PROBLEM REQUIREMENTS: Give only the number of lines in these records that contain the word "acid".

Collected data:
□ □ □ □ □ □ □

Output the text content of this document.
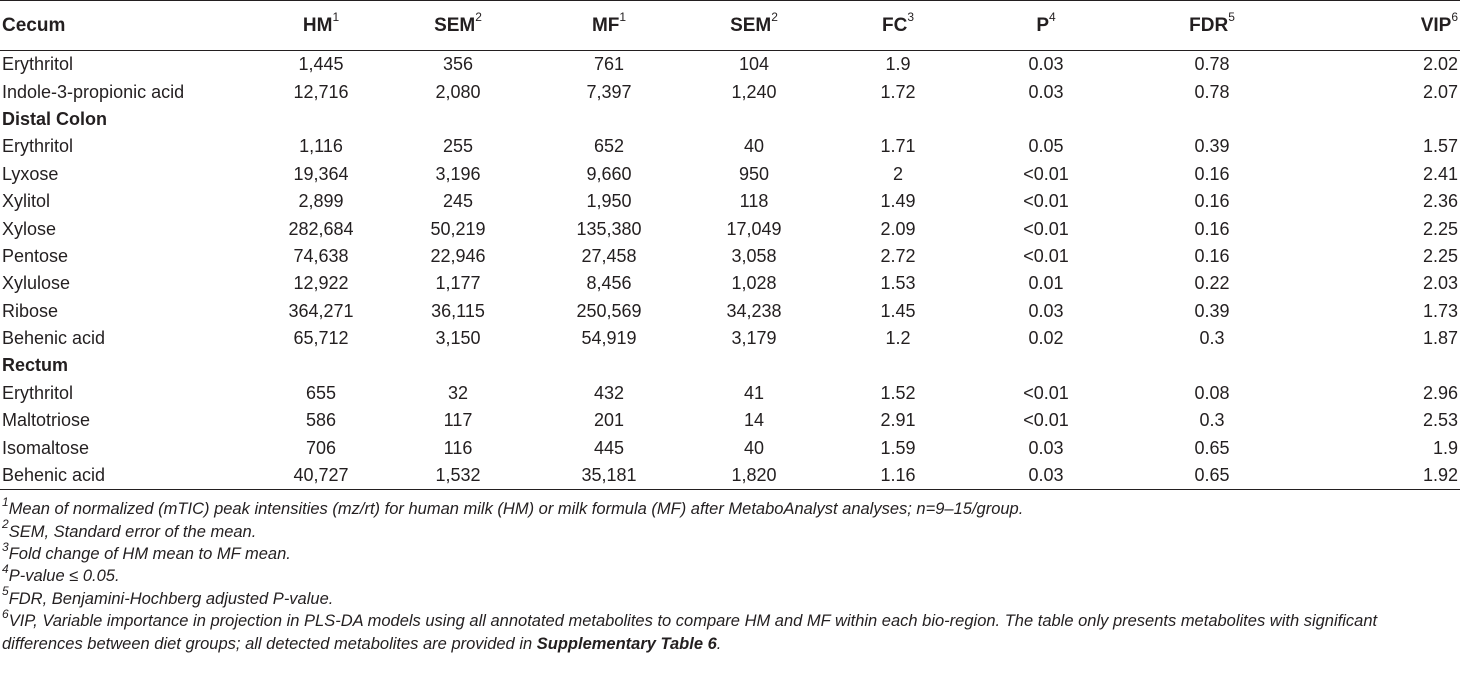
Cecum	$HM^1$	SEM$^2$	$MF^1$	SEM$^2$	$FC^3$	$P^4$	FDR$^5$	VIP$^6$
Erythritol	1,445	356	761	104	1.9	0.03	0.78	2.02
Indole-3-propionic acid	12,716	2,080	7,397	1,240	1.72	0.03	0.78	2.07
Distal Colon								
Erythritol	1,116	255	652	40	1.71	0.05	0.39	1.57
Lyxose	19,364	3,196	9,660	950	2	<0.01	0.16	2.41
Xylitol	2,899	245	1,950	118	1.49	<0.01	0.16	2.36
Xylose	282,684	50,219	135,380	17,049	2.09	<0.01	0.16	2.25
Pentose	74,638	22,946	27,458	3,058	2.72	<0.01	0.16	2.25
Xylulose	12,922	1,177	8,456	1,028	1.53	0.01	0.22	2.03
Ribose	364,271	36,115	250,569	34,238	1.45	0.03	0.39	1.73
Behenic acid	65,712	3,150	54,919	3,179	1.2	0.02	0.3	1.87
Rectum								
Erythritol	655	32	432	41	1.52	<0.01	0.08	2.96
Maltotriose	586	117	201	14	2.91	<0.01	0.3	2.53
Isomaltose	706	116	445	40	1.59	0.03	0.65	1.9
Behenic acid	40,727	1,532	35,181	1,820	1.16	0.03	0.65	1.92
$^1$Mean of normalized (mTIC) peak intensities (mz/rt) for human milk (HM) or milk formula (MF) after MetaboAnalyst analyses; n=9–15/group.
$^2$SEM, Standard error of the mean.
$^3$Fold change of HM mean to MF mean.
$^4$P-value ≤ 0.05.
$^5$FDR, Benjamini-Hochberg adjusted P-value.
$^6$VIP, Variable importance in projection in PLS-DA models using all annotated metabolites to compare HM and MF within each bio-region. The table only presents metabolites with significant differences between diet groups; all detected metabolites are provided in Supplementary Table 6.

□ □ □ □ □ □ □

ANSWER TO THIS PROBLEM: 3